[Excerpts from an interface dataset]
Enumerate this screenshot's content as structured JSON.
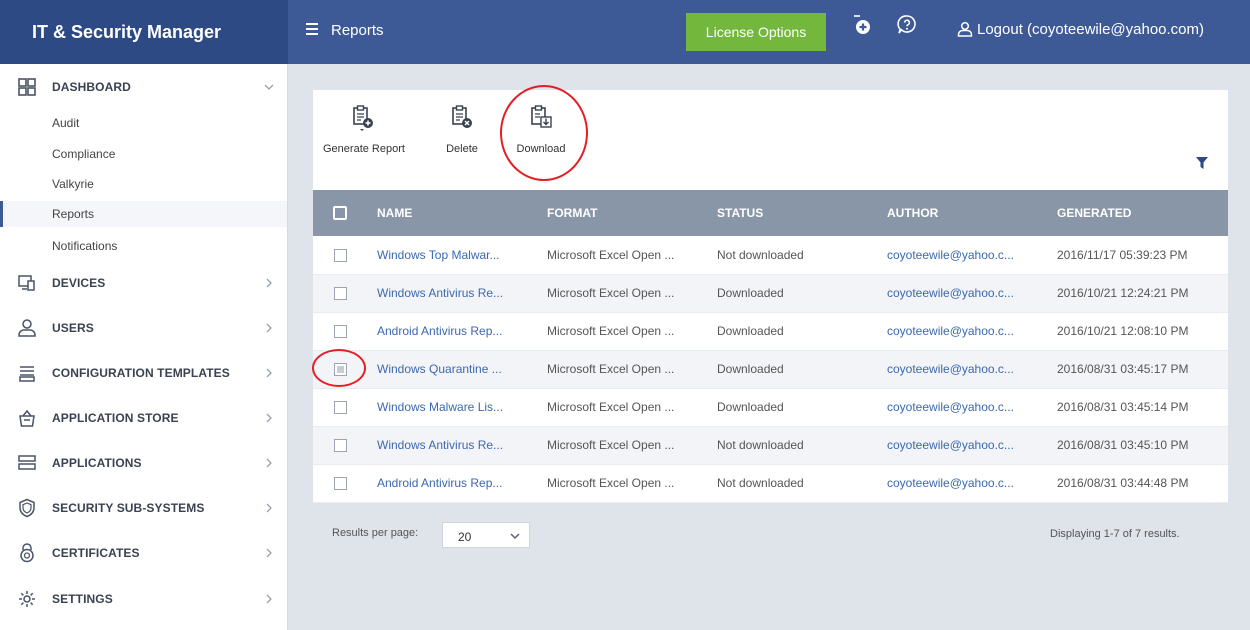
{
  "app": {
    "title": "IT & Security Manager",
    "page": "Reports"
  },
  "header": {
    "license_label": "License Options",
    "logout_label": "Logout (coyoteewile@yahoo.com)",
    "icons": [
      "add-circle-icon",
      "help-icon",
      "user-icon"
    ]
  },
  "sidebar": {
    "dashboard": {
      "label": "DASHBOARD",
      "icon": "dashboard-grid-icon",
      "children": [
        "Audit",
        "Compliance",
        "Valkyrie",
        "Reports",
        "Notifications"
      ],
      "active_child": "Reports"
    },
    "items": [
      {
        "label": "DEVICES",
        "icon": "devices-icon"
      },
      {
        "label": "USERS",
        "icon": "user-icon"
      },
      {
        "label": "CONFIGURATION TEMPLATES",
        "icon": "templates-icon"
      },
      {
        "label": "APPLICATION STORE",
        "icon": "store-icon"
      },
      {
        "label": "APPLICATIONS",
        "icon": "applications-icon"
      },
      {
        "label": "SECURITY SUB-SYSTEMS",
        "icon": "shield-icon"
      },
      {
        "label": "CERTIFICATES",
        "icon": "certificate-icon"
      },
      {
        "label": "SETTINGS",
        "icon": "gear-icon"
      }
    ]
  },
  "toolbar": {
    "generate_label": "Generate Report",
    "delete_label": "Delete",
    "download_label": "Download"
  },
  "table": {
    "columns": [
      "NAME",
      "FORMAT",
      "STATUS",
      "AUTHOR",
      "GENERATED"
    ],
    "rows": [
      {
        "name": "Windows Top Malwar...",
        "format": "Microsoft Excel Open ...",
        "status": "Not downloaded",
        "author": "coyoteewile@yahoo.c...",
        "generated": "2016/11/17 05:39:23 PM",
        "checked": false
      },
      {
        "name": "Windows Antivirus Re...",
        "format": "Microsoft Excel Open ...",
        "status": "Downloaded",
        "author": "coyoteewile@yahoo.c...",
        "generated": "2016/10/21 12:24:21 PM",
        "checked": false
      },
      {
        "name": "Android Antivirus Rep...",
        "format": "Microsoft Excel Open ...",
        "status": "Downloaded",
        "author": "coyoteewile@yahoo.c...",
        "generated": "2016/10/21 12:08:10 PM",
        "checked": false
      },
      {
        "name": "Windows Quarantine ...",
        "format": "Microsoft Excel Open ...",
        "status": "Downloaded",
        "author": "coyoteewile@yahoo.c...",
        "generated": "2016/08/31 03:45:17 PM",
        "checked": true
      },
      {
        "name": "Windows Malware Lis...",
        "format": "Microsoft Excel Open ...",
        "status": "Downloaded",
        "author": "coyoteewile@yahoo.c...",
        "generated": "2016/08/31 03:45:14 PM",
        "checked": false
      },
      {
        "name": "Windows Antivirus Re...",
        "format": "Microsoft Excel Open ...",
        "status": "Not downloaded",
        "author": "coyoteewile@yahoo.c...",
        "generated": "2016/08/31 03:45:10 PM",
        "checked": false
      },
      {
        "name": "Android Antivirus Rep...",
        "format": "Microsoft Excel Open ...",
        "status": "Not downloaded",
        "author": "coyoteewile@yahoo.c...",
        "generated": "2016/08/31 03:44:48 PM",
        "checked": false
      }
    ]
  },
  "footer": {
    "per_page_label": "Results per page:",
    "per_page_value": "20",
    "summary": "Displaying 1-7 of 7 results."
  },
  "colors": {
    "topbar": "#3d5a96",
    "brand": "#2d4a85",
    "license_button": "#73b83c",
    "table_header": "#8996a8",
    "link": "#3b68b0",
    "annotation": "#e31e24"
  }
}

▸ Instructions to follow
The copy should match each line above exactly and contain no images.

▸ Answer box
Enumerate this screenshot's content as structured JSON.
{
  "app": {
    "title": "IT & Security Manager",
    "page": "Reports"
  },
  "header": {
    "license_label": "License Options",
    "logout_label": "Logout (coyoteewile@yahoo.com)",
    "icons": [
      "add-circle-icon",
      "help-icon",
      "user-icon"
    ]
  },
  "sidebar": {
    "dashboard": {
      "label": "DASHBOARD",
      "icon": "dashboard-grid-icon",
      "children": [
        "Audit",
        "Compliance",
        "Valkyrie",
        "Reports",
        "Notifications"
      ],
      "active_child": "Reports"
    },
    "items": [
      {
        "label": "DEVICES",
        "icon": "devices-icon"
      },
      {
        "label": "USERS",
        "icon": "user-icon"
      },
      {
        "label": "CONFIGURATION TEMPLATES",
        "icon": "templates-icon"
      },
      {
        "label": "APPLICATION STORE",
        "icon": "store-icon"
      },
      {
        "label": "APPLICATIONS",
        "icon": "applications-icon"
      },
      {
        "label": "SECURITY SUB-SYSTEMS",
        "icon": "shield-icon"
      },
      {
        "label": "CERTIFICATES",
        "icon": "certificate-icon"
      },
      {
        "label": "SETTINGS",
        "icon": "gear-icon"
      }
    ]
  },
  "toolbar": {
    "generate_label": "Generate Report",
    "delete_label": "Delete",
    "download_label": "Download"
  },
  "table": {
    "columns": [
      "NAME",
      "FORMAT",
      "STATUS",
      "AUTHOR",
      "GENERATED"
    ],
    "rows": [
      {
        "name": "Windows Top Malwar...",
        "format": "Microsoft Excel Open ...",
        "status": "Not downloaded",
        "author": "coyoteewile@yahoo.c...",
        "generated": "2016/11/17 05:39:23 PM",
        "checked": false
      },
      {
        "name": "Windows Antivirus Re...",
        "format": "Microsoft Excel Open ...",
        "status": "Downloaded",
        "author": "coyoteewile@yahoo.c...",
        "generated": "2016/10/21 12:24:21 PM",
        "checked": false
      },
      {
        "name": "Android Antivirus Rep...",
        "format": "Microsoft Excel Open ...",
        "status": "Downloaded",
        "author": "coyoteewile@yahoo.c...",
        "generated": "2016/10/21 12:08:10 PM",
        "checked": false
      },
      {
        "name": "Windows Quarantine ...",
        "format": "Microsoft Excel Open ...",
        "status": "Downloaded",
        "author": "coyoteewile@yahoo.c...",
        "generated": "2016/08/31 03:45:17 PM",
        "checked": true
      },
      {
        "name": "Windows Malware Lis...",
        "format": "Microsoft Excel Open ...",
        "status": "Downloaded",
        "author": "coyoteewile@yahoo.c...",
        "generated": "2016/08/31 03:45:14 PM",
        "checked": false
      },
      {
        "name": "Windows Antivirus Re...",
        "format": "Microsoft Excel Open ...",
        "status": "Not downloaded",
        "author": "coyoteewile@yahoo.c...",
        "generated": "2016/08/31 03:45:10 PM",
        "checked": false
      },
      {
        "name": "Android Antivirus Rep...",
        "format": "Microsoft Excel Open ...",
        "status": "Not downloaded",
        "author": "coyoteewile@yahoo.c...",
        "generated": "2016/08/31 03:44:48 PM",
        "checked": false
      }
    ]
  },
  "footer": {
    "per_page_label": "Results per page:",
    "per_page_value": "20",
    "summary": "Displaying 1-7 of 7 results."
  },
  "colors": {
    "topbar": "#3d5a96",
    "brand": "#2d4a85",
    "license_button": "#73b83c",
    "table_header": "#8996a8",
    "link": "#3b68b0",
    "annotation": "#e31e24"
  }
}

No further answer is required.